# Assignment
Every line in the data below has to be repeated exactly; no picture belongs in the result.

(Data in this exercise)

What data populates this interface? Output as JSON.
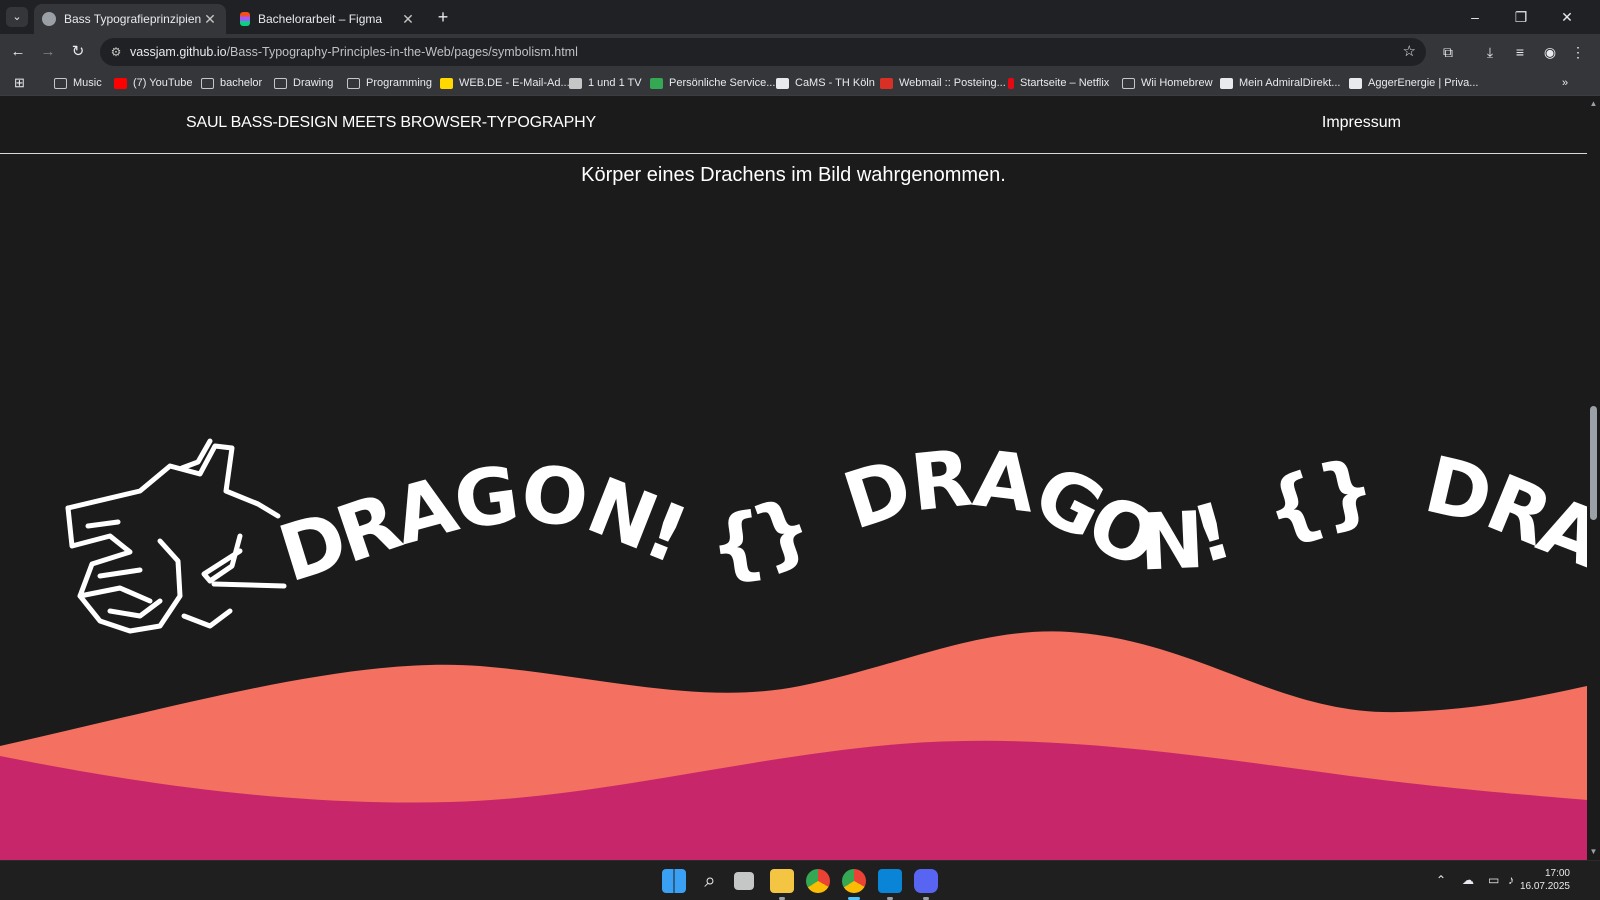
{
  "browser": {
    "tabs": [
      {
        "title": "Bass Typografieprinzipien im W",
        "active": true,
        "favicon": "globe-icon"
      },
      {
        "title": "Bachelorarbeit – Figma",
        "active": false,
        "favicon": "figma-icon"
      }
    ],
    "url_host": "vassjam.github.io",
    "url_path": "/Bass-Typography-Principles-in-the-Web/pages/symbolism.html",
    "bookmarks": [
      {
        "label": "Music",
        "icon": "folder-icon"
      },
      {
        "label": "(7) YouTube",
        "icon": "youtube-icon"
      },
      {
        "label": "bachelor",
        "icon": "folder-icon"
      },
      {
        "label": "Drawing",
        "icon": "folder-icon"
      },
      {
        "label": "Programming",
        "icon": "folder-icon"
      },
      {
        "label": "WEB.DE - E-Mail-Ad...",
        "icon": "webde-icon"
      },
      {
        "label": "1 und 1 TV",
        "icon": "tv-icon"
      },
      {
        "label": "Persönliche Service...",
        "icon": "check-icon"
      },
      {
        "label": "CaMS - TH Köln",
        "icon": "cams-icon"
      },
      {
        "label": "Webmail :: Posteing...",
        "icon": "webmail-icon"
      },
      {
        "label": "Startseite – Netflix",
        "icon": "netflix-icon"
      },
      {
        "label": "Wii Homebrew",
        "icon": "folder-icon"
      },
      {
        "label": "Mein AdmiralDirekt...",
        "icon": "admiral-icon"
      },
      {
        "label": "AggerEnergie | Priva...",
        "icon": "agger-icon"
      }
    ]
  },
  "site": {
    "title": "SAUL BASS-DESIGN MEETS BROWSER-TYPOGRAPHY",
    "nav_impressum": "Impressum",
    "caption": "Körper eines Drachens im Bild wahrgenommen.",
    "dragon_words": [
      "DRAGON!",
      "{}",
      "DRAGON!",
      "{}",
      "DRAGON!",
      "{"
    ],
    "colors": {
      "background": "#1b1b1b",
      "wave_front": "#f47060",
      "wave_back": "#c8266a",
      "text": "#ffffff"
    }
  },
  "taskbar": {
    "apps": [
      "windows-start-icon",
      "search-icon",
      "task-view-icon",
      "file-explorer-icon",
      "chrome-icon",
      "chrome-active-icon",
      "vscode-icon",
      "discord-icon"
    ],
    "time": "17:00",
    "date": "16.07.2025"
  }
}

(End Data in this exercise)

# Exercise solution
What data populates this interface? Output as JSON.
{
  "browser": {
    "tabs": [
      {
        "title": "Bass Typografieprinzipien im W",
        "active": true,
        "favicon": "globe-icon"
      },
      {
        "title": "Bachelorarbeit – Figma",
        "active": false,
        "favicon": "figma-icon"
      }
    ],
    "url_host": "vassjam.github.io",
    "url_path": "/Bass-Typography-Principles-in-the-Web/pages/symbolism.html",
    "bookmarks": [
      {
        "label": "Music",
        "icon": "folder-icon"
      },
      {
        "label": "(7) YouTube",
        "icon": "youtube-icon"
      },
      {
        "label": "bachelor",
        "icon": "folder-icon"
      },
      {
        "label": "Drawing",
        "icon": "folder-icon"
      },
      {
        "label": "Programming",
        "icon": "folder-icon"
      },
      {
        "label": "WEB.DE - E-Mail-Ad...",
        "icon": "webde-icon"
      },
      {
        "label": "1 und 1 TV",
        "icon": "tv-icon"
      },
      {
        "label": "Persönliche Service...",
        "icon": "check-icon"
      },
      {
        "label": "CaMS - TH Köln",
        "icon": "cams-icon"
      },
      {
        "label": "Webmail :: Posteing...",
        "icon": "webmail-icon"
      },
      {
        "label": "Startseite – Netflix",
        "icon": "netflix-icon"
      },
      {
        "label": "Wii Homebrew",
        "icon": "folder-icon"
      },
      {
        "label": "Mein AdmiralDirekt...",
        "icon": "admiral-icon"
      },
      {
        "label": "AggerEnergie | Priva...",
        "icon": "agger-icon"
      }
    ]
  },
  "site": {
    "title": "SAUL BASS-DESIGN MEETS BROWSER-TYPOGRAPHY",
    "nav_impressum": "Impressum",
    "caption": "Körper eines Drachens im Bild wahrgenommen.",
    "dragon_words": [
      "DRAGON!",
      "{}",
      "DRAGON!",
      "{}",
      "DRAGON!",
      "{"
    ],
    "colors": {
      "background": "#1b1b1b",
      "wave_front": "#f47060",
      "wave_back": "#c8266a",
      "text": "#ffffff"
    }
  },
  "taskbar": {
    "apps": [
      "windows-start-icon",
      "search-icon",
      "task-view-icon",
      "file-explorer-icon",
      "chrome-icon",
      "chrome-active-icon",
      "vscode-icon",
      "discord-icon"
    ],
    "time": "17:00",
    "date": "16.07.2025"
  }
}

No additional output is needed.